*Exercise description*: Set every record down verbatim and omit the pictures.

>> START

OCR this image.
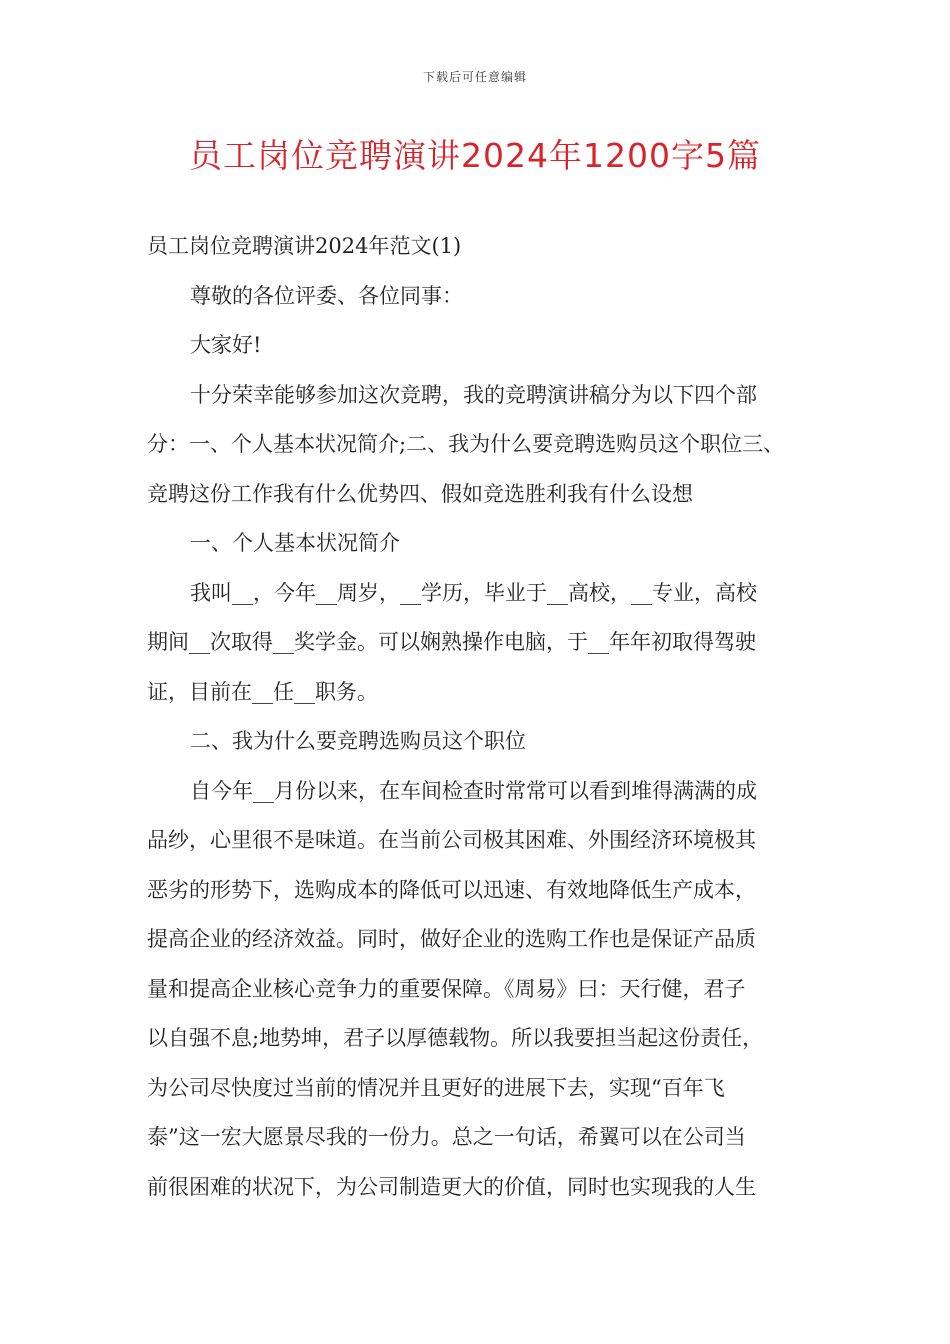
下载后可任意编辑
员工岗位竞聘演讲2024年1200字5篇
员工岗位竞聘演讲2024年范文(1)
尊敬的各位评委、各位同事：
大家好!
十分荣幸能够参加这次竞聘，我的竞聘演讲稿分为以下四个部
分：一、个人基本状况简介;二、我为什么要竞聘选购员这个职位三、
竞聘这份工作我有什么优势四、假如竞选胜利我有什么设想
一、个人基本状况简介
我叫__，今年__周岁，__学历，毕业于__高校，__专业，高校
期间__次取得__奖学金。可以娴熟操作电脑，于__年年初取得驾驶
证，目前在__任__职务。
二、我为什么要竞聘选购员这个职位
自今年__月份以来，在车间检查时常常可以看到堆得满满的成
品纱，心里很不是味道。在当前公司极其困难、外围经济环境极其
恶劣的形势下，选购成本的降低可以迅速、有效地降低生产成本，
提高企业的经济效益。同时，做好企业的选购工作也是保证产品质
量和提高企业核心竞争力的重要保障。《周易》曰：天行健，君子
以自强不息;地势坤，君子以厚德载物。所以我要担当起这份责任，
为公司尽快度过当前的情况并且更好的进展下去，实现“百年飞
泰”这一宏大愿景尽我的一份力。总之一句话，希翼可以在公司当
前很困难的状况下，为公司制造更大的价值，同时也实现我的人生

>> END

*Response*:
OCR this image.
下载后可任意编辑
员工岗位竞聘演讲2024年1200字5篇
员工岗位竞聘演讲2024年范文(1)
尊敬的各位评委、各位同事：
大家好!
十分荣幸能够参加这次竞聘，我的竞聘演讲稿分为以下四个部
分：一、个人基本状况简介;二、我为什么要竞聘选购员这个职位三、
竞聘这份工作我有什么优势四、假如竞选胜利我有什么设想
一、个人基本状况简介
我叫__，今年__周岁，__学历，毕业于__高校，__专业，高校
期间__次取得__奖学金。可以娴熟操作电脑，于__年年初取得驾驶
证，目前在__任__职务。
二、我为什么要竞聘选购员这个职位
自今年__月份以来，在车间检查时常常可以看到堆得满满的成
品纱，心里很不是味道。在当前公司极其困难、外围经济环境极其
恶劣的形势下，选购成本的降低可以迅速、有效地降低生产成本，
提高企业的经济效益。同时，做好企业的选购工作也是保证产品质
量和提高企业核心竞争力的重要保障。《周易》曰：天行健，君子
以自强不息;地势坤，君子以厚德载物。所以我要担当起这份责任，
为公司尽快度过当前的情况并且更好的进展下去，实现“百年飞
泰”这一宏大愿景尽我的一份力。总之一句话，希翼可以在公司当
前很困难的状况下，为公司制造更大的价值，同时也实现我的人生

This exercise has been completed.